Data listing:
• • • •
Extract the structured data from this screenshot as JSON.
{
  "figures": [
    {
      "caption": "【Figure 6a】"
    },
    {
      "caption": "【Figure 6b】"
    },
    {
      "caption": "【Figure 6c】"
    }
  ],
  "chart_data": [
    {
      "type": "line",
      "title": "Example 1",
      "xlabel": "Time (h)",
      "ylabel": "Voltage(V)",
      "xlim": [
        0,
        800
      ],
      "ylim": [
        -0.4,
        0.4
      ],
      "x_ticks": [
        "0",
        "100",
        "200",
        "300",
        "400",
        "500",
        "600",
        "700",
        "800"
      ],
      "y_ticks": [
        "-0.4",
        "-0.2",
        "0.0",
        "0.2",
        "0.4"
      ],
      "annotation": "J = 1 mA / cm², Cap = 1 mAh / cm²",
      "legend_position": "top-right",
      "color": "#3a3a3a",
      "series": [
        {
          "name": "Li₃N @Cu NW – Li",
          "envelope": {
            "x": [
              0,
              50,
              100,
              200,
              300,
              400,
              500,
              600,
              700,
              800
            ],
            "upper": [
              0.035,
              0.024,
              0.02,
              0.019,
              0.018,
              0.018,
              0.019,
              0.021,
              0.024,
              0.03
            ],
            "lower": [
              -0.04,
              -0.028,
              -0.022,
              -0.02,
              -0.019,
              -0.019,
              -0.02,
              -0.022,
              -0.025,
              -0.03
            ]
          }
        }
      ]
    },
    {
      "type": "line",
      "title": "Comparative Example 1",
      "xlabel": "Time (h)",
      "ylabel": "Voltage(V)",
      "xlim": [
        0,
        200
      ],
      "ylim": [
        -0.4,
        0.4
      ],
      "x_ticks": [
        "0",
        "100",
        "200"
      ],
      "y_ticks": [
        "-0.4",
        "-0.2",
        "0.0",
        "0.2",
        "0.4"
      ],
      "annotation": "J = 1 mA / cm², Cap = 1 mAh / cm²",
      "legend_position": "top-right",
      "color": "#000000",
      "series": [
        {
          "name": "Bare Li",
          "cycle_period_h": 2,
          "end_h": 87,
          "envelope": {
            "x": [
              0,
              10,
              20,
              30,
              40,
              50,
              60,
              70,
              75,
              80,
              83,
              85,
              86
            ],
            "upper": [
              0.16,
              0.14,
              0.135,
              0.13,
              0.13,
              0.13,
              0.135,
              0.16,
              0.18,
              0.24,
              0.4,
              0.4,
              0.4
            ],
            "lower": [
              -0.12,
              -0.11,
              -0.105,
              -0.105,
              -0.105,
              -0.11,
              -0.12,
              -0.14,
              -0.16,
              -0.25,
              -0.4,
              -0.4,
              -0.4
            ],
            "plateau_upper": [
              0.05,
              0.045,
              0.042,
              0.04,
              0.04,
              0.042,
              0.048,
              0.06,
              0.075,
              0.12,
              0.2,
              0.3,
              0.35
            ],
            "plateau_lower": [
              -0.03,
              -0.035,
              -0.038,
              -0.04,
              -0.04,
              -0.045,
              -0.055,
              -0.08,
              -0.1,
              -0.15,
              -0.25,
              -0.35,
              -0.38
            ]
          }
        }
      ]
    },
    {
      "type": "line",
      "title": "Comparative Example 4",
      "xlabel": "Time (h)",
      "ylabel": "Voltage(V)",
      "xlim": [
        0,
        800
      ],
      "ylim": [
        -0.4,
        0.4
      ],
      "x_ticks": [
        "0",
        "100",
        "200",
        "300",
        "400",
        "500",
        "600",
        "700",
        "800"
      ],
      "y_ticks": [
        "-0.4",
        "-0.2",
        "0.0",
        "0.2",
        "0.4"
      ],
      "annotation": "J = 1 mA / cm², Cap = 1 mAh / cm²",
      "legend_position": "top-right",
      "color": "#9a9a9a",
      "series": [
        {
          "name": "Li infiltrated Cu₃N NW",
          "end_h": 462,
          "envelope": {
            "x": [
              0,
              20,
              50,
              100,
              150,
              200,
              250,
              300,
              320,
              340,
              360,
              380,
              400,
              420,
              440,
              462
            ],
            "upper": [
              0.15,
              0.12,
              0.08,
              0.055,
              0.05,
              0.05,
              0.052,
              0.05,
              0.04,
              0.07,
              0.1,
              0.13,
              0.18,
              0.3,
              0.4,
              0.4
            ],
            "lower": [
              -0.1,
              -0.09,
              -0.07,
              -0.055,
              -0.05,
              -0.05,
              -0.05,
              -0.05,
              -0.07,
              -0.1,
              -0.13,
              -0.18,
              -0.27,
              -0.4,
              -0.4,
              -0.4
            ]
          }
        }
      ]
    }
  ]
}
• • • •
Objective:
Go through the records and gather the lines that hold "Comparative".

Output below:
      "title": "Comparative Example 1",
      "title": "Comparative Example 4",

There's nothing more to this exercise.